- Required task:
Single out each line with the word "subtitle" and copy it.

(Stored records)
#####
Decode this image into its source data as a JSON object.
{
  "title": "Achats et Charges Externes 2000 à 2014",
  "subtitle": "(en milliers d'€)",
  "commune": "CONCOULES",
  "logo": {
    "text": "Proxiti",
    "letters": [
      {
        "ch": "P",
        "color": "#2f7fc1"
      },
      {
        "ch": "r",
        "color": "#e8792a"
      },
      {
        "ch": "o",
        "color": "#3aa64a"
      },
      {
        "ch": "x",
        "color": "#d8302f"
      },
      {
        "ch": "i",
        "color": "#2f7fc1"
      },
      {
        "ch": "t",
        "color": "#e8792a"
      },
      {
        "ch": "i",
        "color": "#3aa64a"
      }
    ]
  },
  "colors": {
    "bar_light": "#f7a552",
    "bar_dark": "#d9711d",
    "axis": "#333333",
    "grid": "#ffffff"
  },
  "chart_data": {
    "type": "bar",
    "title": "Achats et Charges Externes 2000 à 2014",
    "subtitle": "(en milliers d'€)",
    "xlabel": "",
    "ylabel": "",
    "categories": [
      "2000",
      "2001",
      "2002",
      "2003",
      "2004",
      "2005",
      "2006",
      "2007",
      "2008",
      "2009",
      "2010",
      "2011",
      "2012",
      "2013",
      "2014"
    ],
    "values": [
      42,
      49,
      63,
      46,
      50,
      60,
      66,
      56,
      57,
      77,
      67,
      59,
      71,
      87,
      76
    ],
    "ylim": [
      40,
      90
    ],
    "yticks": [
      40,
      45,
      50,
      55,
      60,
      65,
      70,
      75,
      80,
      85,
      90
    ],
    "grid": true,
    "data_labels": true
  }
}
#####
- Full solution:
  "subtitle": "(en milliers d'€)",
    "subtitle": "(en milliers d'€)",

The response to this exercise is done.